Work required - Each record is to be printed again precisely as it reads.

Entries provided -

+--

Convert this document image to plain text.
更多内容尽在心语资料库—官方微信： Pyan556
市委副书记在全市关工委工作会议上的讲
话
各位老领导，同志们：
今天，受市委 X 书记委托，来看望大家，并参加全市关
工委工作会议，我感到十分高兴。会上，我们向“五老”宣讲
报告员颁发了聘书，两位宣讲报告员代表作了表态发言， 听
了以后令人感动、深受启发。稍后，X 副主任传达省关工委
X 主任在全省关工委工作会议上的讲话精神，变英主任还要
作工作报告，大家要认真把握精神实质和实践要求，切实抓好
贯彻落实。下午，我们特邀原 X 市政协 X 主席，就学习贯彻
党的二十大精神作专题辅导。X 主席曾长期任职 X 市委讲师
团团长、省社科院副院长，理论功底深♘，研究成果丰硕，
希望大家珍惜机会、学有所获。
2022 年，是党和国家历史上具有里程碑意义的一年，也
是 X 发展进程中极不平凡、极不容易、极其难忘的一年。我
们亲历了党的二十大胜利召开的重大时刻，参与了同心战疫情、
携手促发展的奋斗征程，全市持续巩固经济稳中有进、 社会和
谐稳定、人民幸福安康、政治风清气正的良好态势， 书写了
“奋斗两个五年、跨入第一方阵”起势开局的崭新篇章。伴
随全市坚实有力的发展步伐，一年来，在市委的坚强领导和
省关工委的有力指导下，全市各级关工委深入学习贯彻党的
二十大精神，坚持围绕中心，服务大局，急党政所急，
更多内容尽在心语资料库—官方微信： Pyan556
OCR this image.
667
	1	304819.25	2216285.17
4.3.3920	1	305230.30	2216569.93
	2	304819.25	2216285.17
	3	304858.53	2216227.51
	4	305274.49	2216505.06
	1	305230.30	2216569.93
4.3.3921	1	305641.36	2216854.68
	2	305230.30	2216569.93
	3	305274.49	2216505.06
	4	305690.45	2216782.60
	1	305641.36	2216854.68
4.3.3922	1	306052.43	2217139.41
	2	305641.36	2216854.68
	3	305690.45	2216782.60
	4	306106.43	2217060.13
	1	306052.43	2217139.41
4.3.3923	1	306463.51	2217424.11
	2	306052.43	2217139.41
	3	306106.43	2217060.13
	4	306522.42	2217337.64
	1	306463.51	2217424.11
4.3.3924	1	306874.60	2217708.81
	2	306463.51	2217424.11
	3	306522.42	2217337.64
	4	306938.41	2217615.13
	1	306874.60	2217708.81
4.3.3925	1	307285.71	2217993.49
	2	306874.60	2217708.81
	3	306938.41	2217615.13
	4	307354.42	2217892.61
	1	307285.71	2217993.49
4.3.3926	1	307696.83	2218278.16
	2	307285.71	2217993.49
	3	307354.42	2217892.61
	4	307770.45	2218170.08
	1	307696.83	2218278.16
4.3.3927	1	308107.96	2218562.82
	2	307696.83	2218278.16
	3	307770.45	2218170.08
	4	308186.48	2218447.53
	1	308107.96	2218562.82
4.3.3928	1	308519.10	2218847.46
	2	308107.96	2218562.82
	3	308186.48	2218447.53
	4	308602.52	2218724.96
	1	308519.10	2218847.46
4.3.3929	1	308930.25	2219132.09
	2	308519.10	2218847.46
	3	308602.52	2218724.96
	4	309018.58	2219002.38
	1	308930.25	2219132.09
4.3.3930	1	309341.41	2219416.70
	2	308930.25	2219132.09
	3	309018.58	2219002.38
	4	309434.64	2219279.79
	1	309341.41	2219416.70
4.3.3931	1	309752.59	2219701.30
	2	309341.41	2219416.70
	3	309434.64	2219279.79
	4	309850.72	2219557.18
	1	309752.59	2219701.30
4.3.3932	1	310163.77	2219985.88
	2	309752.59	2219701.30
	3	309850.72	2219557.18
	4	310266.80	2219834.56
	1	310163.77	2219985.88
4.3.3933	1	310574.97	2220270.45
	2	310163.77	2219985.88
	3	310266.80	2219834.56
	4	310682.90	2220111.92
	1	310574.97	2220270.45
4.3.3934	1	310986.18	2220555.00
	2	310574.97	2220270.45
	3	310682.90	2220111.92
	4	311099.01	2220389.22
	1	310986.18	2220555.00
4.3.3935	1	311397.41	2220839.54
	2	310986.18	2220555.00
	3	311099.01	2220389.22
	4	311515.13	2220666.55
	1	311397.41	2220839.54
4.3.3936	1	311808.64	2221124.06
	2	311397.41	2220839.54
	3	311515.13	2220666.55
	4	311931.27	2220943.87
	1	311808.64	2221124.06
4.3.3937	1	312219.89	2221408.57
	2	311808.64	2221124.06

+--

Solution to this task -
Convert this document image to plain text.
更多内容尽在心语资料库—官方微信： Pyan556
市委副书记在全市关工委工作会议上的讲
话
各位老领导，同志们：
今天，受市委 X 书记委托，来看望大家，并参加全市关
工委工作会议，我感到十分高兴。会上，我们向“五老”宣讲
报告员颁发了聘书，两位宣讲报告员代表作了表态发言， 听
了以后令人感动、深受启发。稍后，X 副主任传达省关工委
X 主任在全省关工委工作会议上的讲话精神，变英主任还要
作工作报告，大家要认真把握精神实质和实践要求，切实抓好
贯彻落实。下午，我们特邀原 X 市政协 X 主席，就学习贯彻
党的二十大精神作专题辅导。X 主席曾长期任职 X 市委讲师
团团长、省社科院副院长，理论功底深♘，研究成果丰硕，
希望大家珍惜机会、学有所获。
2022 年，是党和国家历史上具有里程碑意义的一年，也
是 X 发展进程中极不平凡、极不容易、极其难忘的一年。我
们亲历了党的二十大胜利召开的重大时刻，参与了同心战疫情、
携手促发展的奋斗征程，全市持续巩固经济稳中有进、 社会和
谐稳定、人民幸福安康、政治风清气正的良好态势， 书写了
“奋斗两个五年、跨入第一方阵”起势开局的崭新篇章。伴
随全市坚实有力的发展步伐，一年来，在市委的坚强领导和
省关工委的有力指导下，全市各级关工委深入学习贯彻党的
二十大精神，坚持围绕中心，服务大局，急党政所急，
更多内容尽在心语资料库—官方微信： Pyan556
OCR this image.
667
	1	304819.25	2216285.17
4.3.3920	1	305230.30	2216569.93
	2	304819.25	2216285.17
	3	304858.53	2216227.51
	4	305274.49	2216505.06
	1	305230.30	2216569.93
4.3.3921	1	305641.36	2216854.68
	2	305230.30	2216569.93
	3	305274.49	2216505.06
	4	305690.45	2216782.60
	1	305641.36	2216854.68
4.3.3922	1	306052.43	2217139.41
	2	305641.36	2216854.68
	3	305690.45	2216782.60
	4	306106.43	2217060.13
	1	306052.43	2217139.41
4.3.3923	1	306463.51	2217424.11
	2	306052.43	2217139.41
	3	306106.43	2217060.13
	4	306522.42	2217337.64
	1	306463.51	2217424.11
4.3.3924	1	306874.60	2217708.81
	2	306463.51	2217424.11
	3	306522.42	2217337.64
	4	306938.41	2217615.13
	1	306874.60	2217708.81
4.3.3925	1	307285.71	2217993.49
	2	306874.60	2217708.81
	3	306938.41	2217615.13
	4	307354.42	2217892.61
	1	307285.71	2217993.49
4.3.3926	1	307696.83	2218278.16
	2	307285.71	2217993.49
	3	307354.42	2217892.61
	4	307770.45	2218170.08
	1	307696.83	2218278.16
4.3.3927	1	308107.96	2218562.82
	2	307696.83	2218278.16
	3	307770.45	2218170.08
	4	308186.48	2218447.53
	1	308107.96	2218562.82
4.3.3928	1	308519.10	2218847.46
	2	308107.96	2218562.82
	3	308186.48	2218447.53
	4	308602.52	2218724.96
	1	308519.10	2218847.46
4.3.3929	1	308930.25	2219132.09
	2	308519.10	2218847.46
	3	308602.52	2218724.96
	4	309018.58	2219002.38
	1	308930.25	2219132.09
4.3.3930	1	309341.41	2219416.70
	2	308930.25	2219132.09
	3	309018.58	2219002.38
	4	309434.64	2219279.79
	1	309341.41	2219416.70
4.3.3931	1	309752.59	2219701.30
	2	309341.41	2219416.70
	3	309434.64	2219279.79
	4	309850.72	2219557.18
	1	309752.59	2219701.30
4.3.3932	1	310163.77	2219985.88
	2	309752.59	2219701.30
	3	309850.72	2219557.18
	4	310266.80	2219834.56
	1	310163.77	2219985.88
4.3.3933	1	310574.97	2220270.45
	2	310163.77	2219985.88
	3	310266.80	2219834.56
	4	310682.90	2220111.92
	1	310574.97	2220270.45
4.3.3934	1	310986.18	2220555.00
	2	310574.97	2220270.45
	3	310682.90	2220111.92
	4	311099.01	2220389.22
	1	310986.18	2220555.00
4.3.3935	1	311397.41	2220839.54
	2	310986.18	2220555.00
	3	311099.01	2220389.22
	4	311515.13	2220666.55
	1	311397.41	2220839.54
4.3.3936	1	311808.64	2221124.06
	2	311397.41	2220839.54
	3	311515.13	2220666.55
	4	311931.27	2220943.87
	1	311808.64	2221124.06
4.3.3937	1	312219.89	2221408.57
	2	311808.64	2221124.06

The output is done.